# [About this task]
Return the data below, unchanged.

====== Records ======

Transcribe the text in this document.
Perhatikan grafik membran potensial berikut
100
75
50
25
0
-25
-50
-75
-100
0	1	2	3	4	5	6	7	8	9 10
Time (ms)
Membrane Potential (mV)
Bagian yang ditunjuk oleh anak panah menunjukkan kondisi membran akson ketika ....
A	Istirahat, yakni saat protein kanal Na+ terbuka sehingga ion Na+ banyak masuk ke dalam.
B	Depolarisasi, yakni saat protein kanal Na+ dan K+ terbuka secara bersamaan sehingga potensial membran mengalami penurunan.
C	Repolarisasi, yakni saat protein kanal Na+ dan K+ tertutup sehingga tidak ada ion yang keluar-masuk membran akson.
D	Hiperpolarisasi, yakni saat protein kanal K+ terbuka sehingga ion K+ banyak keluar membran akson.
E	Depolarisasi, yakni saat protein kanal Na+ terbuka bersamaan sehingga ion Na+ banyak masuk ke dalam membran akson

======

# [Response to this task]
Transcribe the text in this document.
Perhatikan grafik membran potensial berikut
100
75
50
25
0
-25
-50
-75
-100
0	1	2	3	4	5	6	7	8	9 10
Time (ms)
Membrane Potential (mV)
Bagian yang ditunjuk oleh anak panah menunjukkan kondisi membran akson ketika ....
A	Istirahat, yakni saat protein kanal Na+ terbuka sehingga ion Na+ banyak masuk ke dalam.
B	Depolarisasi, yakni saat protein kanal Na+ dan K+ terbuka secara bersamaan sehingga potensial membran mengalami penurunan.
C	Repolarisasi, yakni saat protein kanal Na+ dan K+ tertutup sehingga tidak ada ion yang keluar-masuk membran akson.
D	Hiperpolarisasi, yakni saat protein kanal K+ terbuka sehingga ion K+ banyak keluar membran akson.
E	Depolarisasi, yakni saat protein kanal Na+ terbuka bersamaan sehingga ion Na+ banyak masuk ke dalam membran akson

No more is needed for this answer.